■ Material for this task
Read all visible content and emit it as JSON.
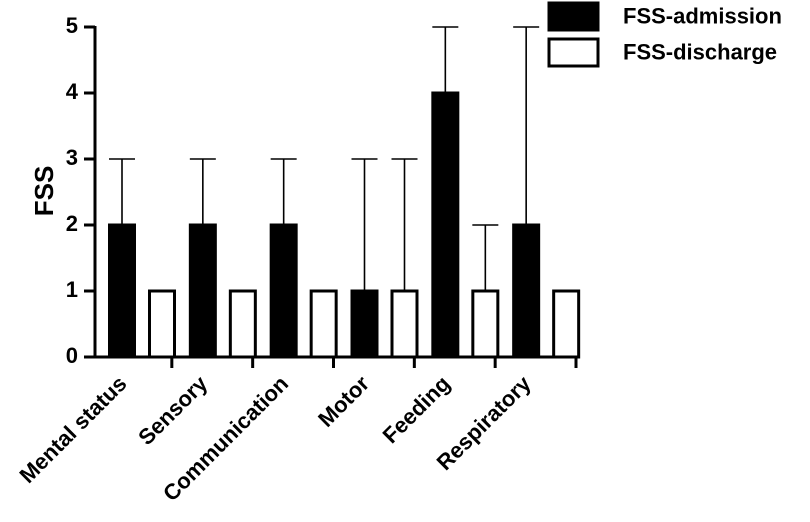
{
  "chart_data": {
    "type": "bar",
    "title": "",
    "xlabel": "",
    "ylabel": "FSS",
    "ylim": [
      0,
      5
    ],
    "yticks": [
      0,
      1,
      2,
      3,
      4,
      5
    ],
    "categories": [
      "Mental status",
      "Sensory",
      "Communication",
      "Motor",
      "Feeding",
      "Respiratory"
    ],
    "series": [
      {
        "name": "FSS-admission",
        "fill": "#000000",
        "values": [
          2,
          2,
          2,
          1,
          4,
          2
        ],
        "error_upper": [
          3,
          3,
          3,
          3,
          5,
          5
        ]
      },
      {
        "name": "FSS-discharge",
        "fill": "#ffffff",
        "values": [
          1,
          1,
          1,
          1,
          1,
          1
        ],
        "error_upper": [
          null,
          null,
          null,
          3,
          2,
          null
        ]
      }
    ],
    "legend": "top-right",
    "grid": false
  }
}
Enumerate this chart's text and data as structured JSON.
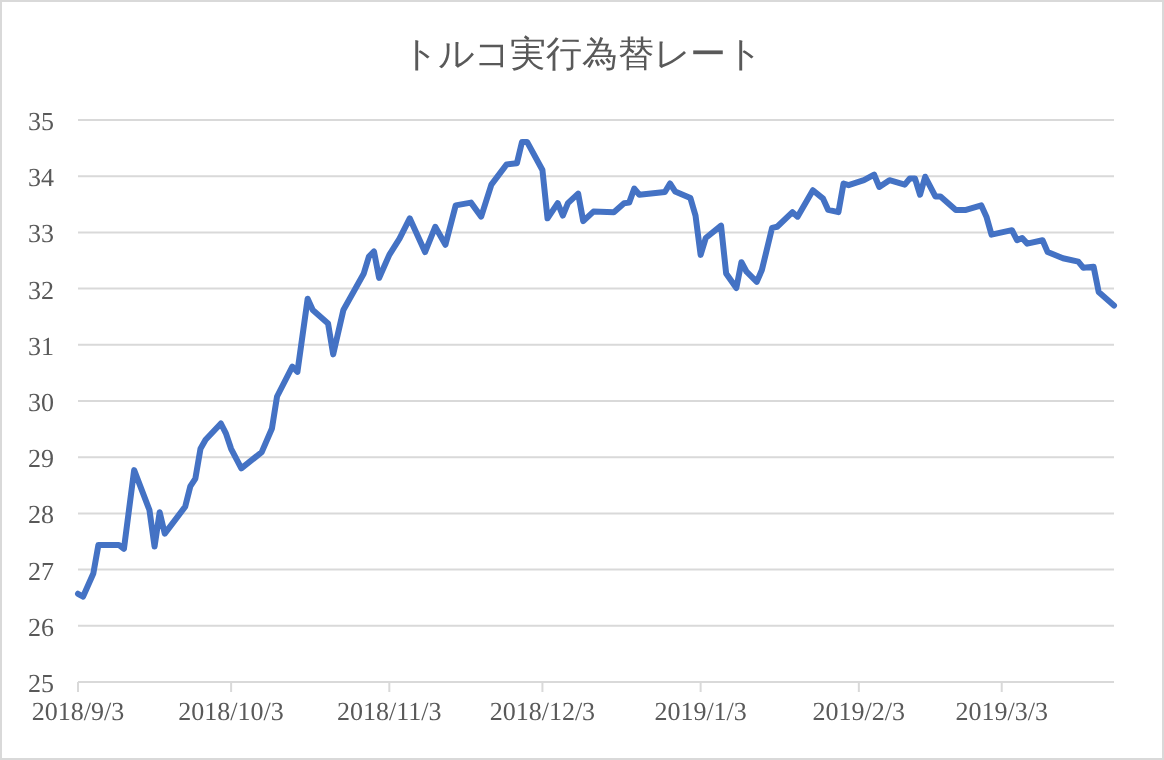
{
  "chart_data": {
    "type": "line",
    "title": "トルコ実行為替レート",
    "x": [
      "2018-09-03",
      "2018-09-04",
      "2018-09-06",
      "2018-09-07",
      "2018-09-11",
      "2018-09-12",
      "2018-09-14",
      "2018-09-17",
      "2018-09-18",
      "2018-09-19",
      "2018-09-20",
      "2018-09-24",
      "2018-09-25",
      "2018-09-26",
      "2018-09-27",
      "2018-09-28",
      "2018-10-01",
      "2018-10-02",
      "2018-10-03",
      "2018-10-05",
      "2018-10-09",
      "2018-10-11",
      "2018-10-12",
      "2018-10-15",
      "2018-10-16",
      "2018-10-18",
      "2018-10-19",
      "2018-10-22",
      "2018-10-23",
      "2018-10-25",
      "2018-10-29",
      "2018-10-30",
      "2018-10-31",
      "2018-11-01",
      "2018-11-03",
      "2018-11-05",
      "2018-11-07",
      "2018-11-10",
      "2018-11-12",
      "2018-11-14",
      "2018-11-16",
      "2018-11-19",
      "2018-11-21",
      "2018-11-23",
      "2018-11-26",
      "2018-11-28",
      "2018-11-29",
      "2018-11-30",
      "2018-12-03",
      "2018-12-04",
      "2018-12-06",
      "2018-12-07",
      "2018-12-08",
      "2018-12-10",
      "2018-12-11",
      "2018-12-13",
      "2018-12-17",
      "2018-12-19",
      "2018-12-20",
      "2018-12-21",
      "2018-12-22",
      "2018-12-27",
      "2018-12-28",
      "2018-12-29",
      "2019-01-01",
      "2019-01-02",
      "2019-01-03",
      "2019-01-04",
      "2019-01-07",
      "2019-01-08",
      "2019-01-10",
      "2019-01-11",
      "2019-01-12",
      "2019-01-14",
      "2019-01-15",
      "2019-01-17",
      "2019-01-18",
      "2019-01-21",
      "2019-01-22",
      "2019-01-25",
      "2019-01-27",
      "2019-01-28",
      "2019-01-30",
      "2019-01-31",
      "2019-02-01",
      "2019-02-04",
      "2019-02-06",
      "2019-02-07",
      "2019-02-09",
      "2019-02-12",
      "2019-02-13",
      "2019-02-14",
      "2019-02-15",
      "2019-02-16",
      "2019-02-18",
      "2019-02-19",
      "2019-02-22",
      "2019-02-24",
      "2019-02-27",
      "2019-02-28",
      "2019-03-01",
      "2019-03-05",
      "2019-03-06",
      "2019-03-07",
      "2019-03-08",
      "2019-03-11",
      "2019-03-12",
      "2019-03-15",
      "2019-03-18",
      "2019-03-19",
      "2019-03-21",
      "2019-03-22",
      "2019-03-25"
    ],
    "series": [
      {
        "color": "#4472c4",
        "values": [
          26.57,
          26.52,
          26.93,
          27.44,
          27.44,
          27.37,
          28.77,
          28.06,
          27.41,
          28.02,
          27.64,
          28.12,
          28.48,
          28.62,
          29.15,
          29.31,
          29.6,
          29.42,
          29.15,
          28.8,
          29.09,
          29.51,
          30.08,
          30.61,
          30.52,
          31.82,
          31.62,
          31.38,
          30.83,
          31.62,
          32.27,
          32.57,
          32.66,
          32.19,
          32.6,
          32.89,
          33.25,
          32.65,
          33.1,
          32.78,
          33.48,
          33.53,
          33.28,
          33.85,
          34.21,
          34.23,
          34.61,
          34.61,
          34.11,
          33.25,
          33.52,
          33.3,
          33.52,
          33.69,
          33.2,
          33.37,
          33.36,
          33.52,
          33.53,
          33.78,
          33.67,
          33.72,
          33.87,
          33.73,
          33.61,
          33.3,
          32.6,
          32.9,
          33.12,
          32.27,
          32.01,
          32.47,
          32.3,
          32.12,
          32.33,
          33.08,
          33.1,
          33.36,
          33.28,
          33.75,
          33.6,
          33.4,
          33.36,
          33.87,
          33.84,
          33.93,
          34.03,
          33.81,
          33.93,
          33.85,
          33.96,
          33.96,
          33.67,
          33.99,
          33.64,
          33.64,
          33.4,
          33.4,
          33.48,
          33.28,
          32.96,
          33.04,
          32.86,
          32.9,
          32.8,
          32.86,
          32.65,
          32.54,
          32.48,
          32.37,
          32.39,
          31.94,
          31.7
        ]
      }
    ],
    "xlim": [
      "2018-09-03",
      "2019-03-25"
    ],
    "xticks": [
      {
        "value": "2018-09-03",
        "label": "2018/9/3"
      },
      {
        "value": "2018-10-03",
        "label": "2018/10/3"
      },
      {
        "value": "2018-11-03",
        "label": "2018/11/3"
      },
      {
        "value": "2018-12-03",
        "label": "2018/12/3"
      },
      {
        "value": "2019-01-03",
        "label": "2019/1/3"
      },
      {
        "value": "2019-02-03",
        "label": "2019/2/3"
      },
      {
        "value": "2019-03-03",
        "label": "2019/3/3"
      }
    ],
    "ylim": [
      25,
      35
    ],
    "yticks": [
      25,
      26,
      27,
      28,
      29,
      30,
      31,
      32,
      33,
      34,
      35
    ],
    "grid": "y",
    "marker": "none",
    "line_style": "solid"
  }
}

■ Exercise description
Pick out the lines that have the word "name". Copy them all.

■ Written answer
        "name": "FSS-admission",
        "name": "FSS-discharge",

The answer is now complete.